Pick out the lines containing "Board".

━━━━━ ENTRIES SHOWN ━━━━━

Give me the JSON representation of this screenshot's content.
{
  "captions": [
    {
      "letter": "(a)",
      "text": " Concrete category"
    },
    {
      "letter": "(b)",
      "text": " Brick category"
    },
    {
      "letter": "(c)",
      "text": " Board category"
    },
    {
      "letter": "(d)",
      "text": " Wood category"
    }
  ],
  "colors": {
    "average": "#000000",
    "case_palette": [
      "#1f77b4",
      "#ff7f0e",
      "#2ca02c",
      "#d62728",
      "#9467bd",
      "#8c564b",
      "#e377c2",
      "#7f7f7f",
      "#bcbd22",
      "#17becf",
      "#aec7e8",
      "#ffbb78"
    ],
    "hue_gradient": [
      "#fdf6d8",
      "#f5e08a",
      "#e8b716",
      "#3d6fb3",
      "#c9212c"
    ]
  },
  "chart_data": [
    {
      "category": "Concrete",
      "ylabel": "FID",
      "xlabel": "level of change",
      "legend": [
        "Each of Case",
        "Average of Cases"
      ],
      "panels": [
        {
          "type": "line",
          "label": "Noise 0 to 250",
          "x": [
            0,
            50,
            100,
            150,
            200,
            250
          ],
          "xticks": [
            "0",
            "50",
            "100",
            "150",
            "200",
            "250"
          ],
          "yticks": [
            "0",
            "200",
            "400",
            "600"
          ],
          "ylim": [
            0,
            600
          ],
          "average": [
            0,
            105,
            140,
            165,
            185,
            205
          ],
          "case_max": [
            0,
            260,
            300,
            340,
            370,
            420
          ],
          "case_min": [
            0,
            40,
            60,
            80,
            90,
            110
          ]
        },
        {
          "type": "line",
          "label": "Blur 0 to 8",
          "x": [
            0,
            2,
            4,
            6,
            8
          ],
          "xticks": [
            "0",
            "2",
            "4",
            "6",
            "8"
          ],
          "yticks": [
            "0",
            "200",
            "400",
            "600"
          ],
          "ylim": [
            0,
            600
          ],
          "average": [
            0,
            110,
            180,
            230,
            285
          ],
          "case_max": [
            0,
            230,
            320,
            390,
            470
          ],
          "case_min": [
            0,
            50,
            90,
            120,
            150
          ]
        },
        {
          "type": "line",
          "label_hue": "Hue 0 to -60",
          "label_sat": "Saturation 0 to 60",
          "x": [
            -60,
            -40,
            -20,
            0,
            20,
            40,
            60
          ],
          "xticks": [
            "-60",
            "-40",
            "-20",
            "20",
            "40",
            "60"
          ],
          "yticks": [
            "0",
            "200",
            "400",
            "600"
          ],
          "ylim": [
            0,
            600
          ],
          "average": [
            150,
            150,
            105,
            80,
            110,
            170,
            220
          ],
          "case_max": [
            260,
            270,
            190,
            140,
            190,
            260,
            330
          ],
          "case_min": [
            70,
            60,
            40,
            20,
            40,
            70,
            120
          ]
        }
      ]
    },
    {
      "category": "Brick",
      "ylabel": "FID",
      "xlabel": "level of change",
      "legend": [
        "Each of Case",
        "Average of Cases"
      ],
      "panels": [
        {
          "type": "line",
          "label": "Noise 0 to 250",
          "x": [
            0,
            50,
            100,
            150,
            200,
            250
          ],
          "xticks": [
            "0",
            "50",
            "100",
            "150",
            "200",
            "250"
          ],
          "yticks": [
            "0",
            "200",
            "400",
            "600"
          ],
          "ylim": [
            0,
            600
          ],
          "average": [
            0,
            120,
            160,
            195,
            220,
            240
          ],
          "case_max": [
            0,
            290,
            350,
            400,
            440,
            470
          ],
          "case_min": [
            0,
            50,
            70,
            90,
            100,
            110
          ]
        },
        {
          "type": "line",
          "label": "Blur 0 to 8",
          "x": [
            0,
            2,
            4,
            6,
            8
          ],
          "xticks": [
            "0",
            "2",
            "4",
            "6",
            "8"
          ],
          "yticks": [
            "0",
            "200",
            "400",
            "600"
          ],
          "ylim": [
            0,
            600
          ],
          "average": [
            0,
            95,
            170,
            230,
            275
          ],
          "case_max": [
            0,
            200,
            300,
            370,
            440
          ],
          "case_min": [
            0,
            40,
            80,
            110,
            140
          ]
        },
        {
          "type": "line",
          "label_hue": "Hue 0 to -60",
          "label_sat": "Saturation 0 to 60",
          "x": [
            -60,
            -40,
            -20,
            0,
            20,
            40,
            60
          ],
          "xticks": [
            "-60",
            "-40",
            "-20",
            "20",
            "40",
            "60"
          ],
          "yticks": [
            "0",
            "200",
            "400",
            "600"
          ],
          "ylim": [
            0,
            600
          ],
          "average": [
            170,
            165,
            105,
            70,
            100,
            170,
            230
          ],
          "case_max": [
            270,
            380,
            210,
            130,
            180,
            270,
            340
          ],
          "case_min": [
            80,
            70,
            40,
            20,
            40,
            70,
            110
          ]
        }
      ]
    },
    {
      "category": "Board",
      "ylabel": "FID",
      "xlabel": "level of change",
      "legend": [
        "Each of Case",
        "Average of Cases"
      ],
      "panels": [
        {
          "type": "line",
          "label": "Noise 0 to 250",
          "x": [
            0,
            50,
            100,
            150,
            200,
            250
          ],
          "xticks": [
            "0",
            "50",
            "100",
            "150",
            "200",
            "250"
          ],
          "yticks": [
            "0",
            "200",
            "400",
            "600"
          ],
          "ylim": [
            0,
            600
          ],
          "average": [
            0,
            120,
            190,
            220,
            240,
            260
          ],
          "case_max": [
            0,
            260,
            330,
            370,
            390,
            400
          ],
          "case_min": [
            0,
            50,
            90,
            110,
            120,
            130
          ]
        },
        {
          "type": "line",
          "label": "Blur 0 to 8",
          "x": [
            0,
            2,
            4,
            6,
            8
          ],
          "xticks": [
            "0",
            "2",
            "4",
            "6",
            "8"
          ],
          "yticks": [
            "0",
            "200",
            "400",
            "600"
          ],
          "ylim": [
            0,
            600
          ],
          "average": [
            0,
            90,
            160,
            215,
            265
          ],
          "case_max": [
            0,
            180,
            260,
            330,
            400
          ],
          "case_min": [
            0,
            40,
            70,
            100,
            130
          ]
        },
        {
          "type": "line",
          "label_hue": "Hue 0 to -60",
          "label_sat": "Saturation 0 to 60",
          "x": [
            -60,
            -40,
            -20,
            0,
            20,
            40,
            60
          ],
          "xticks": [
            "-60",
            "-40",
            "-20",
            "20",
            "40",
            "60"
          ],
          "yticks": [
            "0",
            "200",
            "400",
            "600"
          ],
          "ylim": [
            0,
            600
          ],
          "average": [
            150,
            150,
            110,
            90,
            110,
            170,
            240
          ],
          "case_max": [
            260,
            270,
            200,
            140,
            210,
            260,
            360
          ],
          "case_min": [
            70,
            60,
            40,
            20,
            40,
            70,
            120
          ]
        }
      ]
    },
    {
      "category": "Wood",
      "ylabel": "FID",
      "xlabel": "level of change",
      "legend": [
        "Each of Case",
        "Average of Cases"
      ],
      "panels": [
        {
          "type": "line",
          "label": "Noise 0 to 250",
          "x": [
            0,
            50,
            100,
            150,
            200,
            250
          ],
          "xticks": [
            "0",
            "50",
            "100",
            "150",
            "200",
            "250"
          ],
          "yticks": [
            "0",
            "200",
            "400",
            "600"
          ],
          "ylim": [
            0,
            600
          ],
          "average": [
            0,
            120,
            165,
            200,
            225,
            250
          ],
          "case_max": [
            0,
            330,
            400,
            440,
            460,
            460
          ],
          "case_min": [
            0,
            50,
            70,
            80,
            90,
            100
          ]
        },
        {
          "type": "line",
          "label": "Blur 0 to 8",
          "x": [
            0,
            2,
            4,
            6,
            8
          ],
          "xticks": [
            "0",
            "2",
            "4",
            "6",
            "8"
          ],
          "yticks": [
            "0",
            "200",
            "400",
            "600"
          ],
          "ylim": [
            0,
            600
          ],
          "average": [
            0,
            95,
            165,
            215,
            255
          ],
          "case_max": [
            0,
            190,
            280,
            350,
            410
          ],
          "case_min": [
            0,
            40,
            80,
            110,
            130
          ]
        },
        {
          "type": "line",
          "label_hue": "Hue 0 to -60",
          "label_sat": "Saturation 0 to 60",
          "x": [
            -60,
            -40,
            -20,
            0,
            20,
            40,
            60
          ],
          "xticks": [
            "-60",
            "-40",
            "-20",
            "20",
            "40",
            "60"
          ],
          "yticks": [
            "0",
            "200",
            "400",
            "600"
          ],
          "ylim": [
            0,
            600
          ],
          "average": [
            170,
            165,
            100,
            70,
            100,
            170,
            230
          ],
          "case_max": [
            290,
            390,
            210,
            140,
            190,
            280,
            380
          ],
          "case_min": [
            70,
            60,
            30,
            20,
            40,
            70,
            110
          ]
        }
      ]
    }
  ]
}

━━━━━

▸ **EXERCISE RESULT**:
      "text": " Board category"
      "category": "Board",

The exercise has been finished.